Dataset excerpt
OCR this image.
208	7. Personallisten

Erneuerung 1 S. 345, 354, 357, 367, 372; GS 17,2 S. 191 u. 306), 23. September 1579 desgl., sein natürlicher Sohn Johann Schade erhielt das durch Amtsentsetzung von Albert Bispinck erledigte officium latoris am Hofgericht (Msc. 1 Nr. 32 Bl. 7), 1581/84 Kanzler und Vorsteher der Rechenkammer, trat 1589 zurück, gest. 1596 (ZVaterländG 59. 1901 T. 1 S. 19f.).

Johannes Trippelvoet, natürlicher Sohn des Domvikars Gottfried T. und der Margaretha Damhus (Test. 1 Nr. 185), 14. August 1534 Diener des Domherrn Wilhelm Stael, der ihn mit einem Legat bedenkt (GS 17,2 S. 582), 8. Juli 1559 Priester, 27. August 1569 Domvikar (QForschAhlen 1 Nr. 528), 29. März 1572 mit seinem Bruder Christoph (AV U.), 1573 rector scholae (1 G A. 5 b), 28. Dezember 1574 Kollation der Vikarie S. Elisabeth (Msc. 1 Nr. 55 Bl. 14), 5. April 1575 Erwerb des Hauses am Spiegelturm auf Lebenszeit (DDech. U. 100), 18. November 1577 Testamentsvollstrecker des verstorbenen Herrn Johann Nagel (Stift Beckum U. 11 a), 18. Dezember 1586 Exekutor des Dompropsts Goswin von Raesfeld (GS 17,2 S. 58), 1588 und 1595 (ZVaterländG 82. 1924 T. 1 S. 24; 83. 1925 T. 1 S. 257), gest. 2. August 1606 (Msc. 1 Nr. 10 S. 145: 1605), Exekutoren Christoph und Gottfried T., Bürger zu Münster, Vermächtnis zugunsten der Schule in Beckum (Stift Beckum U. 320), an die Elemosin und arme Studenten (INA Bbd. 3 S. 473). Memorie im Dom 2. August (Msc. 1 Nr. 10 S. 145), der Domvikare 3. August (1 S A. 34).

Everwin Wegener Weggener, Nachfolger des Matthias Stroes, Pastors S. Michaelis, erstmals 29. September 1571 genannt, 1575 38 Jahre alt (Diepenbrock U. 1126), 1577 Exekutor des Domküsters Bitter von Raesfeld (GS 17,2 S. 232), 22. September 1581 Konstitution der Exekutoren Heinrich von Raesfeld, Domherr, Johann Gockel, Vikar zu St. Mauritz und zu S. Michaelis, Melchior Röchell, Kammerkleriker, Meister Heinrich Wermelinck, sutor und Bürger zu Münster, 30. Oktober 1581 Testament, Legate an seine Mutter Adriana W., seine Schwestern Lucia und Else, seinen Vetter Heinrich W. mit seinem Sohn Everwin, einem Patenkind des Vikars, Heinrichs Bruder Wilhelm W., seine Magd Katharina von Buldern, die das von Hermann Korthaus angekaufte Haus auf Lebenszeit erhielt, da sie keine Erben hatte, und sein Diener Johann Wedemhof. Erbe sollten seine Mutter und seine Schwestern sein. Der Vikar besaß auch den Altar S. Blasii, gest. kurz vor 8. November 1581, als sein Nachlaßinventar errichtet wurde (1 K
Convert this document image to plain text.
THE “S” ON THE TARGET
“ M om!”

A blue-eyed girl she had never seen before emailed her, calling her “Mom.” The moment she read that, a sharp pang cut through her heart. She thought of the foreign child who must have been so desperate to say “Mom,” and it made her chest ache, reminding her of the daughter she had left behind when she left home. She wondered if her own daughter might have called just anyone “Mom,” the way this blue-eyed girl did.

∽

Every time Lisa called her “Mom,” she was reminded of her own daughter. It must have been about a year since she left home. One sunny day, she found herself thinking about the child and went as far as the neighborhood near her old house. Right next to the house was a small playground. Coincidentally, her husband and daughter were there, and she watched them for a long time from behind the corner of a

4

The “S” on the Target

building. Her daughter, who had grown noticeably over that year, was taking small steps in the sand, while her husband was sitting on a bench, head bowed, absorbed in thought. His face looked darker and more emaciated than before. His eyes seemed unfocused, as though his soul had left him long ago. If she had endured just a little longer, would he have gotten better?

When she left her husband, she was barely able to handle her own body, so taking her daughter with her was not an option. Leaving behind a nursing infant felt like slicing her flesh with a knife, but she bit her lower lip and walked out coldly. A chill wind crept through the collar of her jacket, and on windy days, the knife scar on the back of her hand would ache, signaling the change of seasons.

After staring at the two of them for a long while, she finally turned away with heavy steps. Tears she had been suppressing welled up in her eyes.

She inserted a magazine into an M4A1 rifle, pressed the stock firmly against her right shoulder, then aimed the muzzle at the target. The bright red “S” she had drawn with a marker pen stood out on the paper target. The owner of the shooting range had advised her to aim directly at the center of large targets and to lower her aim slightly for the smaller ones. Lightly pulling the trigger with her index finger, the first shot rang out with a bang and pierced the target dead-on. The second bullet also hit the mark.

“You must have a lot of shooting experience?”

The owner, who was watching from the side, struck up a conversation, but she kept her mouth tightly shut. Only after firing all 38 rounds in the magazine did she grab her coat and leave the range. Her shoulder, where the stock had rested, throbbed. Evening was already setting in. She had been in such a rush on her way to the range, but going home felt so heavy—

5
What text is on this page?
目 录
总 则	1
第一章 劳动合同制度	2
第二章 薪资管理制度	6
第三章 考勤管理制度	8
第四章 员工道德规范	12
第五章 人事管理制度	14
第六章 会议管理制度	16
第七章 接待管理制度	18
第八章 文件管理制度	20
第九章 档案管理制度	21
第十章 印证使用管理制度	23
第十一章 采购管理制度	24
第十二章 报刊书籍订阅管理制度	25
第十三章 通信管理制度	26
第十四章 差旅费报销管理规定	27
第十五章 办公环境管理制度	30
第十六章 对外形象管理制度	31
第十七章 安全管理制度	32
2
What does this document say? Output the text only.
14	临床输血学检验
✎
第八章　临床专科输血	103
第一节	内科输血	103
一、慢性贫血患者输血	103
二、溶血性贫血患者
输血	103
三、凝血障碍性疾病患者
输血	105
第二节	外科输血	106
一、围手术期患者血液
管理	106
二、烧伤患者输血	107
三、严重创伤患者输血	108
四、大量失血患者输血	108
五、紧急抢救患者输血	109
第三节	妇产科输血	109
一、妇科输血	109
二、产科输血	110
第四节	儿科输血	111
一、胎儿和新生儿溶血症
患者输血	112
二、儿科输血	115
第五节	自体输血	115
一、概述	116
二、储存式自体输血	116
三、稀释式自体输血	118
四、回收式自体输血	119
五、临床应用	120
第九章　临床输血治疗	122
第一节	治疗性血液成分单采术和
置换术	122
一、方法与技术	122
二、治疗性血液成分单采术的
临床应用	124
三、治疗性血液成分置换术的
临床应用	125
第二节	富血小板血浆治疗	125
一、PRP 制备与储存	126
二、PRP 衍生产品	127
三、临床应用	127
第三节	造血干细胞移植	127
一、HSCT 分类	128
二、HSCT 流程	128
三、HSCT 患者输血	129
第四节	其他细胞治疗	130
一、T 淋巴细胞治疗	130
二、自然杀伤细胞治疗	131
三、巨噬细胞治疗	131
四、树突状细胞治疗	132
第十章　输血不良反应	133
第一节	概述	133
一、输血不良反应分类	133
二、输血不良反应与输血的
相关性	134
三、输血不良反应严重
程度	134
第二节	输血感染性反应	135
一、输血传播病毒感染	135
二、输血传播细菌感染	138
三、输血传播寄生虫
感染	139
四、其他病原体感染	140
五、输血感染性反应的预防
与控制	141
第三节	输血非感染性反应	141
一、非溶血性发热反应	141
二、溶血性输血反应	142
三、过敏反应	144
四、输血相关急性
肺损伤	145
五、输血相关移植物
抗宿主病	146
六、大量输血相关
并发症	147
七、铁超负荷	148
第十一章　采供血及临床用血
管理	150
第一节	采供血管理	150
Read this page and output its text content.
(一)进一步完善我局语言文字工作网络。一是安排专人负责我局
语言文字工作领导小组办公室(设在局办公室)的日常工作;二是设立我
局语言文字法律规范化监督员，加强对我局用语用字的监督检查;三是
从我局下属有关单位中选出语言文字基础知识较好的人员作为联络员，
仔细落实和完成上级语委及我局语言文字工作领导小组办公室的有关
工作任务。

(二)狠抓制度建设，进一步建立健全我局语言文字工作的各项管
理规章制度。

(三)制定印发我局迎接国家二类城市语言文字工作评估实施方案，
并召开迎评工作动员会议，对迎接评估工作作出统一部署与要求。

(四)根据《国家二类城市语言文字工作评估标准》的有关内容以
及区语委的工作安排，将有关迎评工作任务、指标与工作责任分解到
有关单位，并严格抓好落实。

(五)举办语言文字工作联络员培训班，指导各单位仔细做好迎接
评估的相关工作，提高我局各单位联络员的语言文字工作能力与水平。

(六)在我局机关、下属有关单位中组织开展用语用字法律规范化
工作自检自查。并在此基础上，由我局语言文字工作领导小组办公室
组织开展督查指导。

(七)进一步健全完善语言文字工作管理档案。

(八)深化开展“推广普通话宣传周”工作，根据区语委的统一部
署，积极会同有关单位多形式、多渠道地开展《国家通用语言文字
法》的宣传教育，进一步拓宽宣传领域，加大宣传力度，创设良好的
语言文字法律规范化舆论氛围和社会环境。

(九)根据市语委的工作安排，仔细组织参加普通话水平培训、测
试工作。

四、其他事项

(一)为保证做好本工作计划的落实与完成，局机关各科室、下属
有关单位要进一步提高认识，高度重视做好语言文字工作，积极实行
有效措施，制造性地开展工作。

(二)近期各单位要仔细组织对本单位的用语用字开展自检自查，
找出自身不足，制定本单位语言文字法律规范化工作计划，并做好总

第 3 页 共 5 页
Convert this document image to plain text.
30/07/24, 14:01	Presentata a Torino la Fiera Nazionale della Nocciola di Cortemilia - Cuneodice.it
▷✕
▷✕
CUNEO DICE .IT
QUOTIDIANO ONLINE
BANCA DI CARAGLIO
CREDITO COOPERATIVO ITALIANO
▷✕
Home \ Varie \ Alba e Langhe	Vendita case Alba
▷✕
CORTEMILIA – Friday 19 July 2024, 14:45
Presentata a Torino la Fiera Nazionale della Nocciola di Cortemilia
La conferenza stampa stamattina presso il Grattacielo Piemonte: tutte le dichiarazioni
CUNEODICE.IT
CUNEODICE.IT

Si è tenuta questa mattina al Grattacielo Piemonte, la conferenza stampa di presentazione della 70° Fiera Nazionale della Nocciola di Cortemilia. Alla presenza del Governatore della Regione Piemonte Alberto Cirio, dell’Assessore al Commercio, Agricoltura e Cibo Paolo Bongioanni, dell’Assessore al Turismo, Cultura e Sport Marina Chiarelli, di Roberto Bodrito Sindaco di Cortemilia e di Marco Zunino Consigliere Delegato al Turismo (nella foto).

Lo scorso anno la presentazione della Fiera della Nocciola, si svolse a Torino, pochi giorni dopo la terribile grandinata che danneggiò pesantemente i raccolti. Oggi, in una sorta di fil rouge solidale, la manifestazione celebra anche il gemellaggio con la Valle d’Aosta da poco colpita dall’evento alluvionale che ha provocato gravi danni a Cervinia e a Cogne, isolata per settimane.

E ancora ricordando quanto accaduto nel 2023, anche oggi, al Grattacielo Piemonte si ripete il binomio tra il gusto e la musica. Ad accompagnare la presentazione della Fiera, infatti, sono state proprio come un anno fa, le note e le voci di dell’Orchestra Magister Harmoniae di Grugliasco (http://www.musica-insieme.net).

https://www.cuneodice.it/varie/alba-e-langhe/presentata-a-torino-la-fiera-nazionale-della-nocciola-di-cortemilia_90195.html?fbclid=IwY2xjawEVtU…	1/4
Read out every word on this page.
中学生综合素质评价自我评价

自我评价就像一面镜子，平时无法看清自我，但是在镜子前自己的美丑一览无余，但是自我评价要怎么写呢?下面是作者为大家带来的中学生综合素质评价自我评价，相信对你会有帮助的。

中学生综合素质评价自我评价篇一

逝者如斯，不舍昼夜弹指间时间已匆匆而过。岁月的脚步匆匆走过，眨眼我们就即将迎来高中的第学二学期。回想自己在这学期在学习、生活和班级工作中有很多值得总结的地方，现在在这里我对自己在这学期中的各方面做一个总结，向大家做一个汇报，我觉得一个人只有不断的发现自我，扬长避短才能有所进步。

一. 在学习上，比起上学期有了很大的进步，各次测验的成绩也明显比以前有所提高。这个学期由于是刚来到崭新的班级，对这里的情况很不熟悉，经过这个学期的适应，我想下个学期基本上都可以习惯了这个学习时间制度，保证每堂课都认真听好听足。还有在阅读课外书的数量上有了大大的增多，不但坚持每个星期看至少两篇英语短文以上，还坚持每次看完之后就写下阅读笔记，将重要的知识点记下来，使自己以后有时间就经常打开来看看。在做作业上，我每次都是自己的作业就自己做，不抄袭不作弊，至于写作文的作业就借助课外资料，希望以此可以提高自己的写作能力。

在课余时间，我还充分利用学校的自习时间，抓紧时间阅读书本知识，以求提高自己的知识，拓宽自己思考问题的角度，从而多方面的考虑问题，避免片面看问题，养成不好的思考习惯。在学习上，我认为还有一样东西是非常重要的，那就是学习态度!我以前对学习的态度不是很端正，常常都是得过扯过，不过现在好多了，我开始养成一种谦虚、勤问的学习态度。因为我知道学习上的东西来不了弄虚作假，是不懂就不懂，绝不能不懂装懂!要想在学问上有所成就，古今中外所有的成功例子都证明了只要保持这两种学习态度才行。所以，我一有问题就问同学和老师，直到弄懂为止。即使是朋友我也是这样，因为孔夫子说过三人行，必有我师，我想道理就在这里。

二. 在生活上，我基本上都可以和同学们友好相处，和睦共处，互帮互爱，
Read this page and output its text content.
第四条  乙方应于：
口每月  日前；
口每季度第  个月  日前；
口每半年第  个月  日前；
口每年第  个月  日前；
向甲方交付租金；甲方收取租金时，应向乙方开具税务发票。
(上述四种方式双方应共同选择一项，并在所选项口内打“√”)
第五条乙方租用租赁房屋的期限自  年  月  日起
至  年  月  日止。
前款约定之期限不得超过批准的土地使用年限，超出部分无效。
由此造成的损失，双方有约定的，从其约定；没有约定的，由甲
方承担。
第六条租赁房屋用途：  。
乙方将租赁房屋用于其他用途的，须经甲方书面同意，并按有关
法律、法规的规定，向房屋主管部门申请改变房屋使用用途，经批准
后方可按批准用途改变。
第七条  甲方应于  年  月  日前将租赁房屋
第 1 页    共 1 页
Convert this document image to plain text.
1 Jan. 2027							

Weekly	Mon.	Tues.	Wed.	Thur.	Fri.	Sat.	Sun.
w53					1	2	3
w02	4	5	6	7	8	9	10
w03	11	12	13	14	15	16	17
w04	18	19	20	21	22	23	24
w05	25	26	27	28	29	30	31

» **Goal**
Check the data for the word "在学习上" and pull out the lines that have it.

» **Output below**
一. 在学习上，比起上学期有了很大的进步，各次测验的成绩也明显比以前有所提高。这个学期由于是刚来到崭新的班级，对这里的情况很不熟悉，经过这个学期的适应，我想下个学期基本上都可以习惯了这个学习时间制度，保证每堂课都认真听好听足。还有在阅读课外书的数量上有了大大的增多，不但坚持每个星期看至少两篇英语短文以上，还坚持每次看完之后就写下阅读笔记，将重要的知识点记下来，使自己以后有时间就经常打开来看看。在做作业上，我每次都是自己的作业就自己做，不抄袭不作弊，至于写作文的作业就借助课外资料，希望以此可以提高自己的写作能力。
在课余时间，我还充分利用学校的自习时间，抓紧时间阅读书本知识，以求提高自己的知识，拓宽自己思考问题的角度，从而多方面的考虑问题，避免片面看问题，养成不好的思考习惯。在学习上，我认为还有一样东西是非常重要的，那就是学习态度!我以前对学习的态度不是很端正，常常都是得过扯过，不过现在好多了，我开始养成一种谦虚、勤问的学习态度。因为我知道学习上的东西来不了弄虚作假，是不懂就不懂，绝不能不懂装懂!要想在学问上有所成就，古今中外所有的成功例子都证明了只要保持这两种学习态度才行。所以，我一有问题就问同学和老师，直到弄懂为止。即使是朋友我也是这样，因为孔夫子说过三人行，必有我师，我想道理就在这里。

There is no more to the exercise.